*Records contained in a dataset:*
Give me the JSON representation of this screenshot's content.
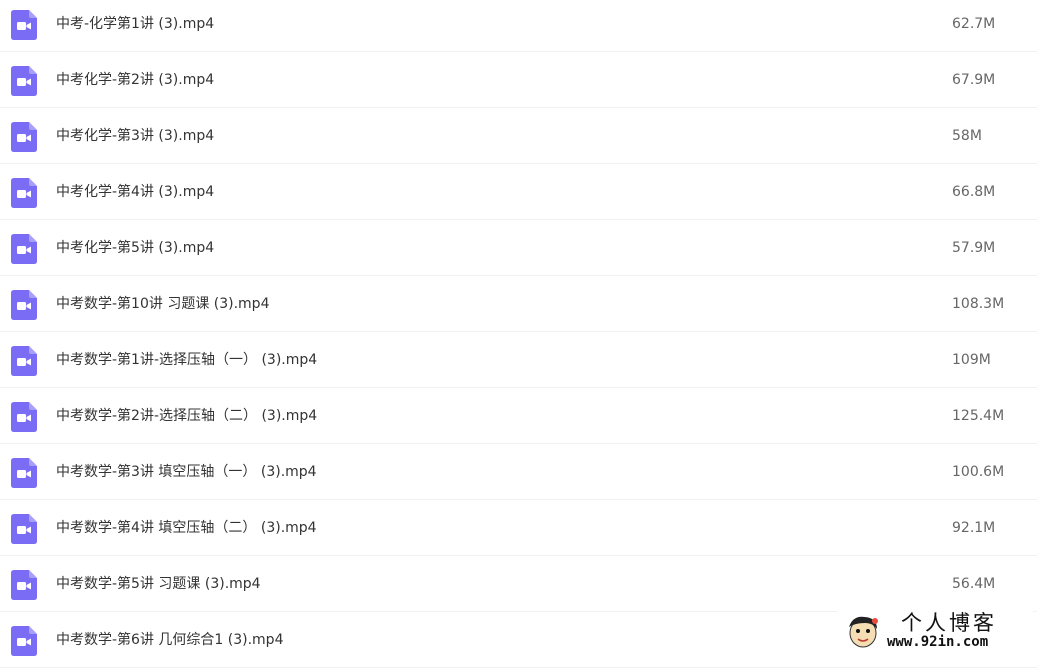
{
  "files": [
    {
      "name": "中考-化学第1讲 (3).mp4",
      "size": "62.7M",
      "icon": "video-file-icon"
    },
    {
      "name": "中考化学-第2讲 (3).mp4",
      "size": "67.9M",
      "icon": "video-file-icon"
    },
    {
      "name": "中考化学-第3讲 (3).mp4",
      "size": "58M",
      "icon": "video-file-icon"
    },
    {
      "name": "中考化学-第4讲 (3).mp4",
      "size": "66.8M",
      "icon": "video-file-icon"
    },
    {
      "name": "中考化学-第5讲 (3).mp4",
      "size": "57.9M",
      "icon": "video-file-icon"
    },
    {
      "name": "中考数学-第10讲 习题课 (3).mp4",
      "size": "108.3M",
      "icon": "video-file-icon"
    },
    {
      "name": "中考数学-第1讲-选择压轴（一） (3).mp4",
      "size": "109M",
      "icon": "video-file-icon"
    },
    {
      "name": "中考数学-第2讲-选择压轴（二） (3).mp4",
      "size": "125.4M",
      "icon": "video-file-icon"
    },
    {
      "name": "中考数学-第3讲 填空压轴（一） (3).mp4",
      "size": "100.6M",
      "icon": "video-file-icon"
    },
    {
      "name": "中考数学-第4讲 填空压轴（二） (3).mp4",
      "size": "92.1M",
      "icon": "video-file-icon"
    },
    {
      "name": "中考数学-第5讲 习题课 (3).mp4",
      "size": "56.4M",
      "icon": "video-file-icon"
    },
    {
      "name": "中考数学-第6讲 几何综合1 (3).mp4",
      "size": "",
      "icon": "video-file-icon"
    }
  ],
  "watermark": {
    "title": "个人博客",
    "url": "www.92in.com"
  },
  "colors": {
    "icon": "#7b6cf6",
    "text": "#333333",
    "size_text": "#666666",
    "divider": "#f0f0f5"
  }
}
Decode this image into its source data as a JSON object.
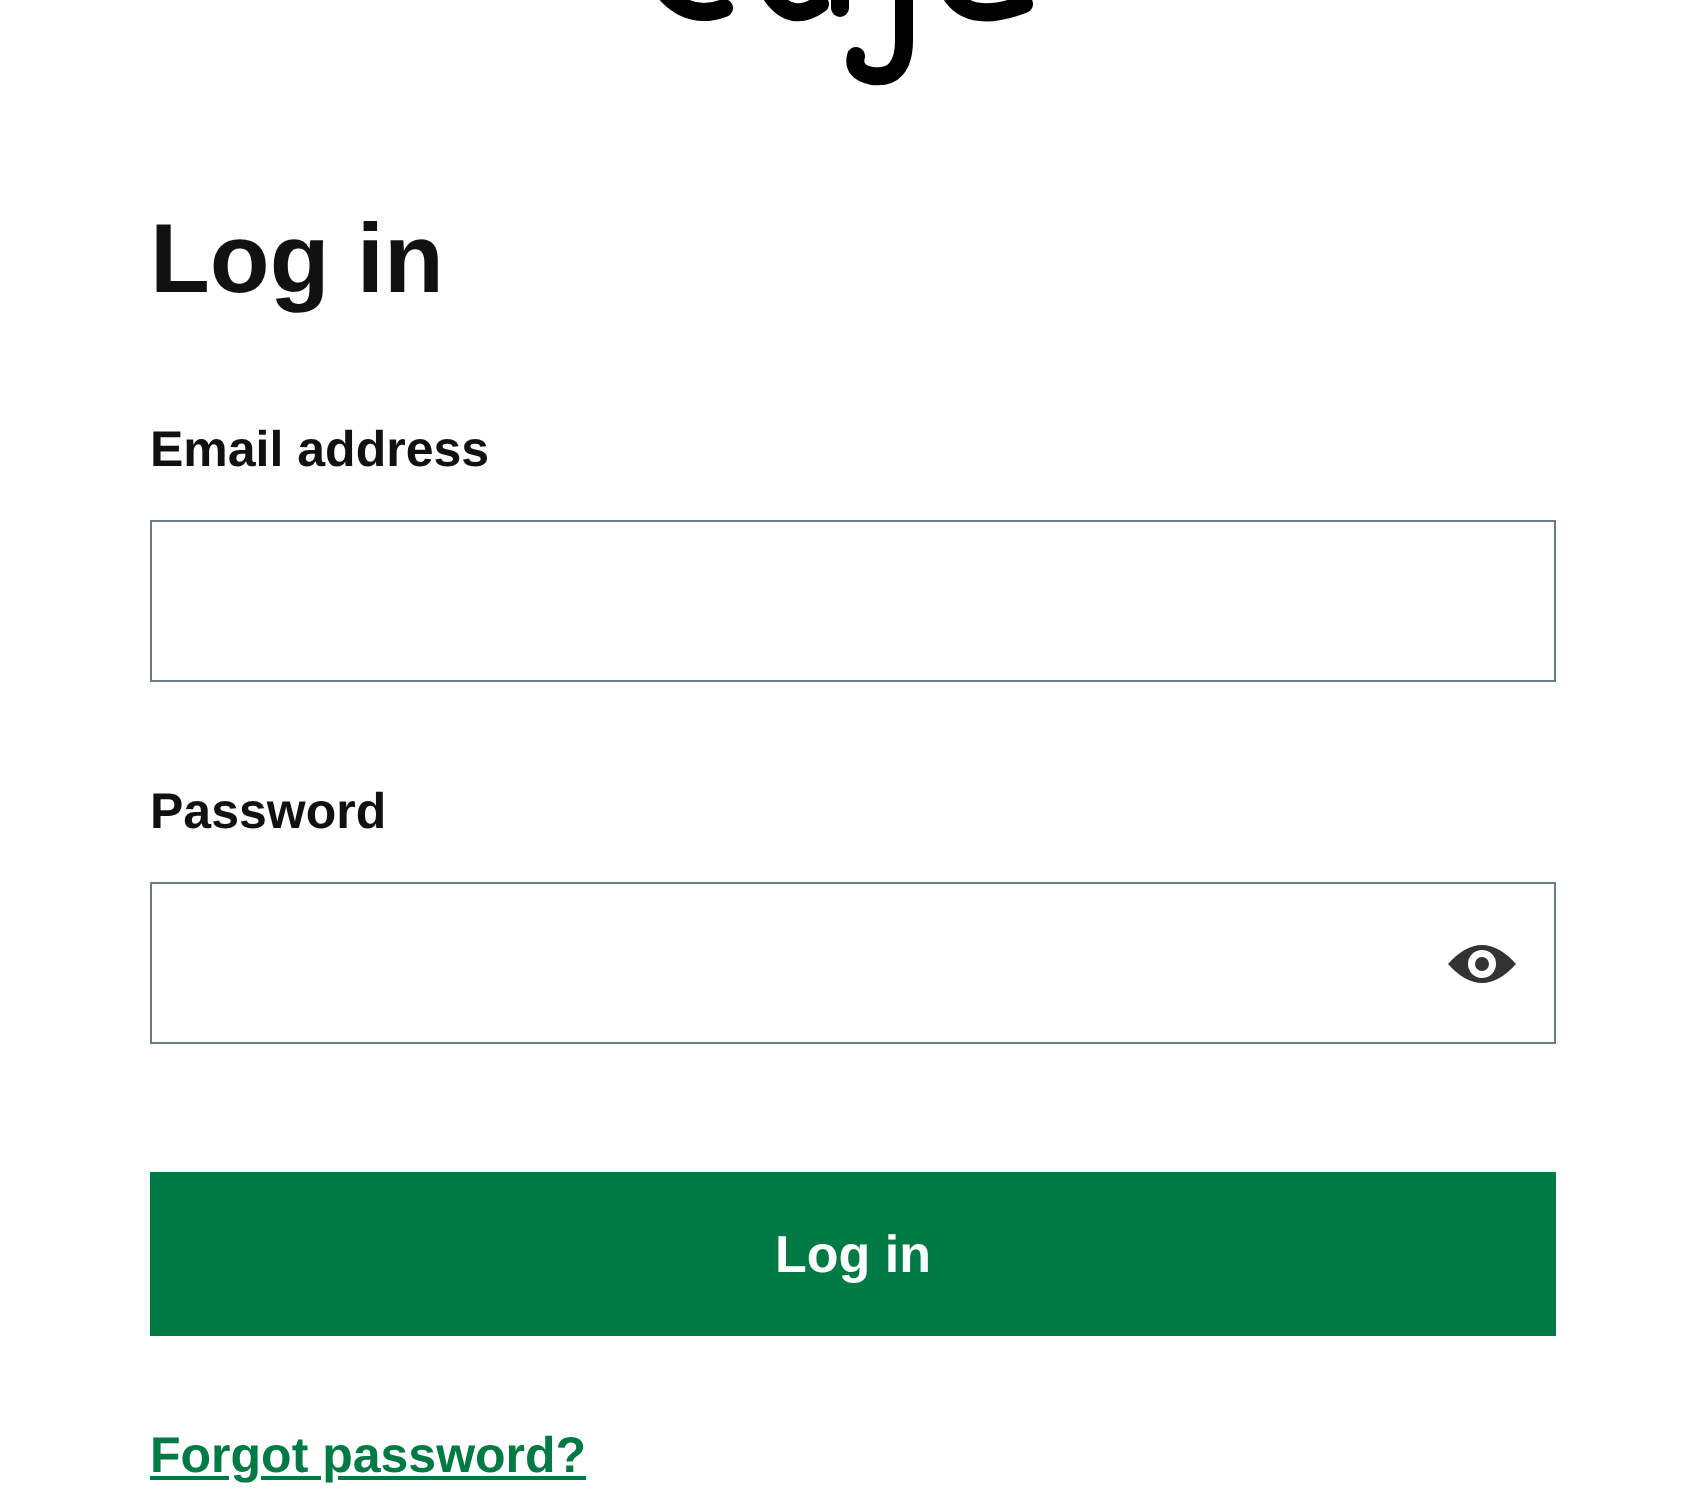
{
  "heading": "Log in",
  "fields": [
    {
      "label": "Email address",
      "kind": "text"
    },
    {
      "label": "Password",
      "kind": "password"
    }
  ],
  "submit": "Log in",
  "forgot_link": "Forgot password?"
}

*Goal of the exercise:* Quote all the lines above exactly as given. Do not include the pictures.

*Exercise answer:*
Give me the JSON representation of this screenshot's content.
{
  "files": [
    {
      "name": "中考-化学第1讲 (3).mp4",
      "size": "62.7M",
      "icon": "video-file-icon"
    },
    {
      "name": "中考化学-第2讲 (3).mp4",
      "size": "67.9M",
      "icon": "video-file-icon"
    },
    {
      "name": "中考化学-第3讲 (3).mp4",
      "size": "58M",
      "icon": "video-file-icon"
    },
    {
      "name": "中考化学-第4讲 (3).mp4",
      "size": "66.8M",
      "icon": "video-file-icon"
    },
    {
      "name": "中考化学-第5讲 (3).mp4",
      "size": "57.9M",
      "icon": "video-file-icon"
    },
    {
      "name": "中考数学-第10讲 习题课 (3).mp4",
      "size": "108.3M",
      "icon": "video-file-icon"
    },
    {
      "name": "中考数学-第1讲-选择压轴（一） (3).mp4",
      "size": "109M",
      "icon": "video-file-icon"
    },
    {
      "name": "中考数学-第2讲-选择压轴（二） (3).mp4",
      "size": "125.4M",
      "icon": "video-file-icon"
    },
    {
      "name": "中考数学-第3讲 填空压轴（一） (3).mp4",
      "size": "100.6M",
      "icon": "video-file-icon"
    },
    {
      "name": "中考数学-第4讲 填空压轴（二） (3).mp4",
      "size": "92.1M",
      "icon": "video-file-icon"
    },
    {
      "name": "中考数学-第5讲 习题课 (3).mp4",
      "size": "56.4M",
      "icon": "video-file-icon"
    },
    {
      "name": "中考数学-第6讲 几何综合1 (3).mp4",
      "size": "",
      "icon": "video-file-icon"
    }
  ],
  "watermark": {
    "title": "个人博客",
    "url": "www.92in.com"
  },
  "colors": {
    "icon": "#7b6cf6",
    "text": "#333333",
    "size_text": "#666666",
    "divider": "#f0f0f5"
  }
}
Decode this image into its source data as a JSON object.
{
  "heading": "Log in",
  "fields": [
    {
      "label": "Email address",
      "kind": "text"
    },
    {
      "label": "Password",
      "kind": "password"
    }
  ],
  "submit": "Log in",
  "forgot_link": "Forgot password?"
}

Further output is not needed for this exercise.